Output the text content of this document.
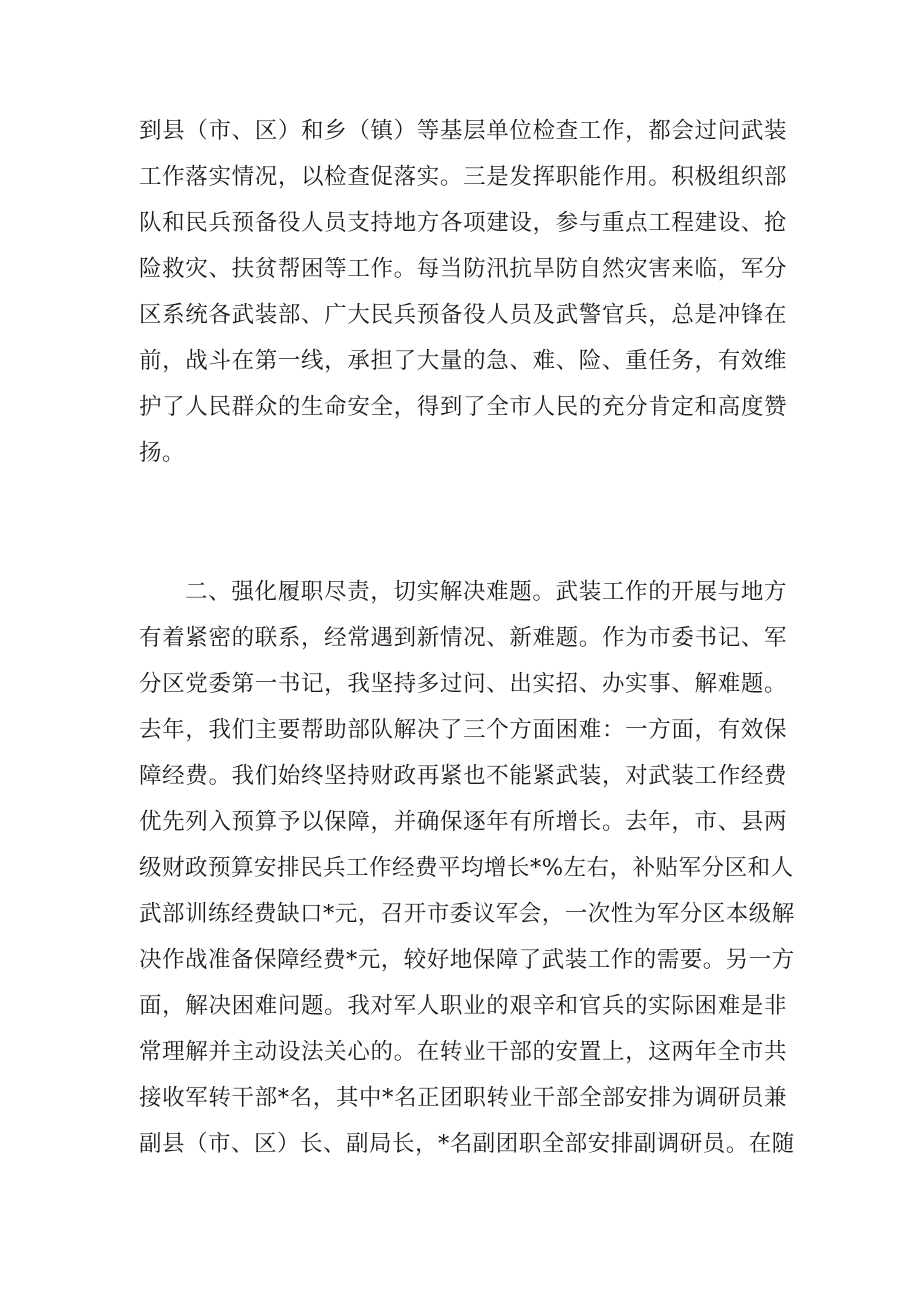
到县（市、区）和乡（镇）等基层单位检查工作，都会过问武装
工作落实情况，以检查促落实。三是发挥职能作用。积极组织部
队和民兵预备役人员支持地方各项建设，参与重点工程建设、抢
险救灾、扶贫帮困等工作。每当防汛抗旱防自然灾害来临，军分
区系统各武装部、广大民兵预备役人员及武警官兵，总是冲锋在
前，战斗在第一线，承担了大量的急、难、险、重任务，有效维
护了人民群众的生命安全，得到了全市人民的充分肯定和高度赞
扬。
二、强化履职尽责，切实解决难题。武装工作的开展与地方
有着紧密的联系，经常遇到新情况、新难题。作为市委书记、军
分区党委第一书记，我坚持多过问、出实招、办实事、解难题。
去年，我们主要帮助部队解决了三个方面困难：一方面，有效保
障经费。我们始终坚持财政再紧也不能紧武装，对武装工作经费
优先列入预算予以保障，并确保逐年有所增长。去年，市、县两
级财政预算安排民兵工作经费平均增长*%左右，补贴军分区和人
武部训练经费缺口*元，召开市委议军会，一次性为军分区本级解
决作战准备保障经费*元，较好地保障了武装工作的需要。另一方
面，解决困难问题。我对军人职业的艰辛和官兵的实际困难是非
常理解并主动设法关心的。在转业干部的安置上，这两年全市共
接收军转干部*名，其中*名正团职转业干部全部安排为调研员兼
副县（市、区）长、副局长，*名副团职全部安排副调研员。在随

Set exercise: The material above must be printed exactly, with its pictures left out.

The response:
Output the text content of this document.
到县（市、区）和乡（镇）等基层单位检查工作，都会过问武装
工作落实情况，以检查促落实。三是发挥职能作用。积极组织部
队和民兵预备役人员支持地方各项建设，参与重点工程建设、抢
险救灾、扶贫帮困等工作。每当防汛抗旱防自然灾害来临，军分
区系统各武装部、广大民兵预备役人员及武警官兵，总是冲锋在
前，战斗在第一线，承担了大量的急、难、险、重任务，有效维
护了人民群众的生命安全，得到了全市人民的充分肯定和高度赞
扬。
二、强化履职尽责，切实解决难题。武装工作的开展与地方
有着紧密的联系，经常遇到新情况、新难题。作为市委书记、军
分区党委第一书记，我坚持多过问、出实招、办实事、解难题。
去年，我们主要帮助部队解决了三个方面困难：一方面，有效保
障经费。我们始终坚持财政再紧也不能紧武装，对武装工作经费
优先列入预算予以保障，并确保逐年有所增长。去年，市、县两
级财政预算安排民兵工作经费平均增长*%左右，补贴军分区和人
武部训练经费缺口*元，召开市委议军会，一次性为军分区本级解
决作战准备保障经费*元，较好地保障了武装工作的需要。另一方
面，解决困难问题。我对军人职业的艰辛和官兵的实际困难是非
常理解并主动设法关心的。在转业干部的安置上，这两年全市共
接收军转干部*名，其中*名正团职转业干部全部安排为调研员兼
副县（市、区）长、副局长，*名副团职全部安排副调研员。在随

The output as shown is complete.